Dataset listings of figures:
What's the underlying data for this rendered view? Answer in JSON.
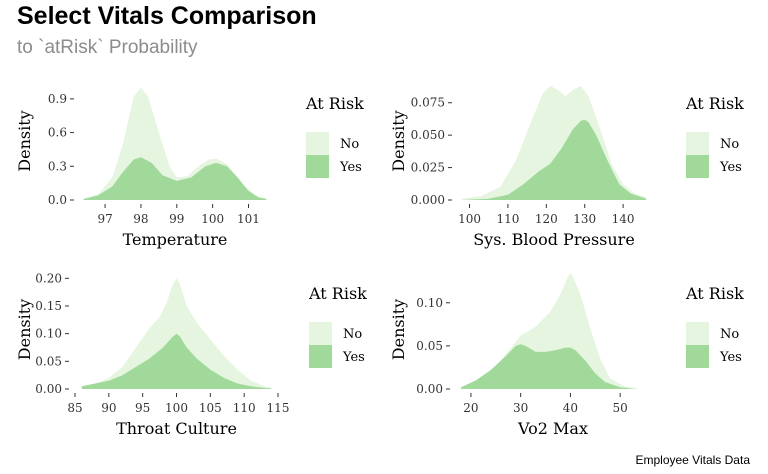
{
  "header": {
    "title": "Select Vitals Comparison",
    "subtitle": "to `atRisk` Probability"
  },
  "caption": "Employee Vitals Data",
  "colors": {
    "no": "#e5f5e0",
    "yes": "#a1d99b",
    "axis": "#333333"
  },
  "chart_data": [
    {
      "type": "area",
      "xlabel": "Temperature",
      "ylabel": "Density",
      "xlim": [
        96.3,
        101.6
      ],
      "ylim": [
        0,
        1.05
      ],
      "xticks": [
        97,
        98,
        99,
        100,
        101
      ],
      "yticks": [
        0.0,
        0.3,
        0.6,
        0.9
      ],
      "ytick_labels": [
        "0.0",
        "0.3",
        "0.6",
        "0.9"
      ],
      "legend": {
        "title": "At Risk",
        "entries": [
          "No",
          "Yes"
        ]
      },
      "series": [
        {
          "name": "No",
          "x": [
            96.4,
            96.8,
            97.2,
            97.5,
            97.8,
            98.0,
            98.2,
            98.5,
            98.8,
            99.0,
            99.3,
            99.6,
            99.9,
            100.1,
            100.4,
            100.8,
            101.2,
            101.5
          ],
          "y": [
            0.01,
            0.05,
            0.2,
            0.5,
            0.92,
            1.0,
            0.92,
            0.6,
            0.3,
            0.2,
            0.21,
            0.3,
            0.36,
            0.37,
            0.32,
            0.15,
            0.04,
            0.01
          ]
        },
        {
          "name": "Yes",
          "x": [
            96.4,
            96.8,
            97.2,
            97.5,
            97.8,
            98.0,
            98.3,
            98.6,
            99.0,
            99.4,
            99.8,
            100.1,
            100.4,
            100.7,
            101.0,
            101.3,
            101.5
          ],
          "y": [
            0.01,
            0.04,
            0.12,
            0.25,
            0.36,
            0.38,
            0.33,
            0.22,
            0.17,
            0.2,
            0.3,
            0.33,
            0.3,
            0.2,
            0.08,
            0.02,
            0.01
          ]
        }
      ]
    },
    {
      "type": "area",
      "xlabel": "Sys. Blood Pressure",
      "ylabel": "Density",
      "xlim": [
        97,
        147
      ],
      "ylim": [
        0,
        0.091
      ],
      "xticks": [
        100,
        110,
        120,
        130,
        140
      ],
      "yticks": [
        0.0,
        0.025,
        0.05,
        0.075
      ],
      "ytick_labels": [
        "0.000",
        "0.025",
        "0.050",
        "0.075"
      ],
      "legend": {
        "title": "At Risk",
        "entries": [
          "No",
          "Yes"
        ]
      },
      "series": [
        {
          "name": "No",
          "x": [
            98,
            103,
            108,
            112,
            116,
            119,
            121,
            123,
            125,
            127,
            129,
            131,
            134,
            137,
            140,
            143,
            146
          ],
          "y": [
            0.001,
            0.003,
            0.01,
            0.03,
            0.06,
            0.082,
            0.088,
            0.085,
            0.08,
            0.085,
            0.088,
            0.08,
            0.055,
            0.028,
            0.012,
            0.005,
            0.002
          ]
        },
        {
          "name": "Yes",
          "x": [
            98,
            105,
            110,
            114,
            118,
            121,
            124,
            127,
            129,
            130,
            131,
            133,
            136,
            139,
            142,
            146
          ],
          "y": [
            0.0,
            0.001,
            0.004,
            0.012,
            0.022,
            0.028,
            0.04,
            0.055,
            0.061,
            0.062,
            0.06,
            0.05,
            0.03,
            0.012,
            0.005,
            0.001
          ]
        }
      ]
    },
    {
      "type": "area",
      "xlabel": "Throat Culture",
      "ylabel": "Density",
      "xlim": [
        85,
        115
      ],
      "ylim": [
        0,
        0.215
      ],
      "xticks": [
        85,
        90,
        95,
        100,
        105,
        110,
        115
      ],
      "yticks": [
        0.0,
        0.05,
        0.1,
        0.15,
        0.2
      ],
      "ytick_labels": [
        "0.00",
        "0.05",
        "0.10",
        "0.15",
        "0.20"
      ],
      "legend": {
        "title": "At Risk",
        "entries": [
          "No",
          "Yes"
        ]
      },
      "series": [
        {
          "name": "No",
          "x": [
            86,
            88,
            90,
            92,
            94,
            96,
            97.5,
            98.5,
            99.5,
            100,
            100.5,
            101.5,
            103,
            105,
            107,
            109,
            111,
            113,
            114
          ],
          "y": [
            0.005,
            0.01,
            0.02,
            0.04,
            0.075,
            0.11,
            0.13,
            0.155,
            0.19,
            0.2,
            0.19,
            0.15,
            0.12,
            0.09,
            0.06,
            0.035,
            0.015,
            0.005,
            0.002
          ]
        },
        {
          "name": "Yes",
          "x": [
            86,
            88,
            90,
            92,
            94,
            96,
            98,
            99.5,
            100,
            100.5,
            101.5,
            103,
            105,
            107,
            109,
            111,
            113,
            114
          ],
          "y": [
            0.005,
            0.01,
            0.015,
            0.025,
            0.04,
            0.055,
            0.075,
            0.095,
            0.1,
            0.095,
            0.075,
            0.055,
            0.035,
            0.02,
            0.01,
            0.005,
            0.002,
            0.001
          ]
        }
      ]
    },
    {
      "type": "area",
      "xlabel": "Vo2 Max",
      "ylabel": "Density",
      "xlim": [
        17,
        56
      ],
      "ylim": [
        0,
        0.138
      ],
      "xticks": [
        20,
        30,
        40,
        50
      ],
      "yticks": [
        0.0,
        0.05,
        0.1
      ],
      "ytick_labels": [
        "0.00",
        "0.05",
        "0.10"
      ],
      "legend": {
        "title": "At Risk",
        "entries": [
          "No",
          "Yes"
        ]
      },
      "series": [
        {
          "name": "No",
          "x": [
            18,
            21,
            24,
            27,
            30,
            33,
            36,
            38,
            39.5,
            40,
            40.5,
            42,
            44,
            46,
            48,
            51,
            54
          ],
          "y": [
            0.002,
            0.008,
            0.02,
            0.04,
            0.062,
            0.072,
            0.09,
            0.11,
            0.13,
            0.135,
            0.13,
            0.11,
            0.07,
            0.035,
            0.012,
            0.003,
            0.0
          ]
        },
        {
          "name": "Yes",
          "x": [
            18,
            21,
            24,
            27,
            29,
            30,
            31,
            33,
            35,
            37,
            39,
            40,
            41,
            43,
            45,
            47,
            50,
            53,
            54
          ],
          "y": [
            0.002,
            0.01,
            0.022,
            0.038,
            0.05,
            0.052,
            0.05,
            0.043,
            0.043,
            0.045,
            0.048,
            0.048,
            0.045,
            0.033,
            0.018,
            0.008,
            0.002,
            0.0,
            0.0
          ]
        }
      ]
    }
  ]
}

> Task details
Return all lines containing the word "xlabel".

> Correct answer
      "xlabel": "Temperature",
      "xlabel": "Sys. Blood Pressure",
      "xlabel": "Throat Culture",
      "xlabel": "Vo2 Max",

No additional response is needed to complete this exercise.